BEGIN

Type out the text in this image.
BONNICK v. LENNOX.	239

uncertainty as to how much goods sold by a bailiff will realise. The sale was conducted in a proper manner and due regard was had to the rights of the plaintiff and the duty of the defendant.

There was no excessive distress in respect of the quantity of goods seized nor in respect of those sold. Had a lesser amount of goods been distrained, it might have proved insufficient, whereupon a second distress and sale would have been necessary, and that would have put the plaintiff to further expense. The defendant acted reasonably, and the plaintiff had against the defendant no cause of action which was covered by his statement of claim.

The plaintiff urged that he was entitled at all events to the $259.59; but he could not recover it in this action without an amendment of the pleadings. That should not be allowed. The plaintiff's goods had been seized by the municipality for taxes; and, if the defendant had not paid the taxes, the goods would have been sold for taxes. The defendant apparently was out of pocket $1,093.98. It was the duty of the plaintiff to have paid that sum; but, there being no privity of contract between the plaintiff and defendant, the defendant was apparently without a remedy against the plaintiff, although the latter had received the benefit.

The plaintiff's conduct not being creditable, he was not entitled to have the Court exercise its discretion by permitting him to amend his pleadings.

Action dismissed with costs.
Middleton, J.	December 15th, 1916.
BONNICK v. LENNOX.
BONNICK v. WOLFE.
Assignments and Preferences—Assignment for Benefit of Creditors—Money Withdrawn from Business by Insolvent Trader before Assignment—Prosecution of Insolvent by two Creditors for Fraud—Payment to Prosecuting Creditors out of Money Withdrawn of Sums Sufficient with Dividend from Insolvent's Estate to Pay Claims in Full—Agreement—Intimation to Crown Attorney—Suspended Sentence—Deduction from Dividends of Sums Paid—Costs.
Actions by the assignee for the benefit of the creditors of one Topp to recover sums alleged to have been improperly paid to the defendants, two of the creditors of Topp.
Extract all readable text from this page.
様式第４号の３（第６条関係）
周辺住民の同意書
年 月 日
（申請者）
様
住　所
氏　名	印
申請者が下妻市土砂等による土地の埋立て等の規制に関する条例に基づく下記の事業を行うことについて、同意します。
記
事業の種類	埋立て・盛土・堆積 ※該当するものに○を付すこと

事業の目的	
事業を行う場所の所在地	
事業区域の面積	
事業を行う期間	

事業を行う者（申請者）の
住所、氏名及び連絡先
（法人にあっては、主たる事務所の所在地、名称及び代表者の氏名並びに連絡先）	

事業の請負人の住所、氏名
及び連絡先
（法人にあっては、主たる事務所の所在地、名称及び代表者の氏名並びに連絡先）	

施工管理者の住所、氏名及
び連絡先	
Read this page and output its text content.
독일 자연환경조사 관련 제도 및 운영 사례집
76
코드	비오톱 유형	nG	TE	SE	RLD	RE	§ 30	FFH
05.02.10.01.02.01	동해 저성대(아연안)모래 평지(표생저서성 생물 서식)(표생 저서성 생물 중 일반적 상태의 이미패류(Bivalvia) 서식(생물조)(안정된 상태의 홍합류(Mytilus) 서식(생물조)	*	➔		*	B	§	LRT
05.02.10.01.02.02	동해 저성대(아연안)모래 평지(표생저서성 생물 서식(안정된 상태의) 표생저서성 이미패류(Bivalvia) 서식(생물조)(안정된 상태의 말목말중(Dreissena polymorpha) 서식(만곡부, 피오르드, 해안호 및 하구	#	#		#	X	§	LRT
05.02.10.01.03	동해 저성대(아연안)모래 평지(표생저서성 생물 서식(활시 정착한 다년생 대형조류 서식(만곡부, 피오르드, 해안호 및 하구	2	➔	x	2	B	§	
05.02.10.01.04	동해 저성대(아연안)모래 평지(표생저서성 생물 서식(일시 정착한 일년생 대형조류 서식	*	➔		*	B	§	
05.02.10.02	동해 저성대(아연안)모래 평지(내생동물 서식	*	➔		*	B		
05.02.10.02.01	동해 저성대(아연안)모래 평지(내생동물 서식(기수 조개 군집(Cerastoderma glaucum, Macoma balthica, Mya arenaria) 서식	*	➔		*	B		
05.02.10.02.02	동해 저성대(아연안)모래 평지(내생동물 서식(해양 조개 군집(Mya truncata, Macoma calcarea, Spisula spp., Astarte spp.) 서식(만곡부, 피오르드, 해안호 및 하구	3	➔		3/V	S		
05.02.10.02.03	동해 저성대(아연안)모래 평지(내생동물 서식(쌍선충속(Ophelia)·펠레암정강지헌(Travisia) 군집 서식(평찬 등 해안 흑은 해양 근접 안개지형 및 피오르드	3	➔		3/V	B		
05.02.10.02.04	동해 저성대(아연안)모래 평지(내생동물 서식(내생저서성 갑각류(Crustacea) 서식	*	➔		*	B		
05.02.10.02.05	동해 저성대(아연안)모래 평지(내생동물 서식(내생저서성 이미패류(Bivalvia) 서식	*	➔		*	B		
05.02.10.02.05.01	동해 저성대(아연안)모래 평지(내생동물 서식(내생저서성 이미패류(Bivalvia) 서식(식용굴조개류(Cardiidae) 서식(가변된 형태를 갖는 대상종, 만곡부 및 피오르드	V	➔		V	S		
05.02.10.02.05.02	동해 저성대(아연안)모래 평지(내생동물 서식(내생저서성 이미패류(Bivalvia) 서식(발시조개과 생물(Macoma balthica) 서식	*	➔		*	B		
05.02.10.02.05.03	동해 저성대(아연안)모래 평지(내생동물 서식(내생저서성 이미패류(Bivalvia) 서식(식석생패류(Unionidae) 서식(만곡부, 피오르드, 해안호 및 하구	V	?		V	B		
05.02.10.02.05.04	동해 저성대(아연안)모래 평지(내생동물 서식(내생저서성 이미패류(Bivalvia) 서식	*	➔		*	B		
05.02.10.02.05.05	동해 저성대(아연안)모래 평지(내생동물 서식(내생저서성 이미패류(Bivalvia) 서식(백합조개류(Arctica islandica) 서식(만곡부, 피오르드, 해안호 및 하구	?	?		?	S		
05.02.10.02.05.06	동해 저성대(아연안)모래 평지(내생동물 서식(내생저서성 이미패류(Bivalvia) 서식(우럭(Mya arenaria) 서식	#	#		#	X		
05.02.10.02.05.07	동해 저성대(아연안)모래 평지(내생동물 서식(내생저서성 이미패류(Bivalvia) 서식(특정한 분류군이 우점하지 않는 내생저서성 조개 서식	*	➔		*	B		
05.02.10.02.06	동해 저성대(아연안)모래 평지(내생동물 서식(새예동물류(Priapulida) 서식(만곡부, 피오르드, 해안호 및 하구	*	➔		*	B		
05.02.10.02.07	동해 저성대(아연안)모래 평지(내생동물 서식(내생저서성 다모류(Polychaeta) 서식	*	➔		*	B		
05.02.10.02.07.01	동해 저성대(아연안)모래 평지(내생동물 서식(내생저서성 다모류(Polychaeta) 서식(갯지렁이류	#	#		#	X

END

*The exercise:* Give the number of lines that carry the word "would", with nothing added.

*Correct result:* 2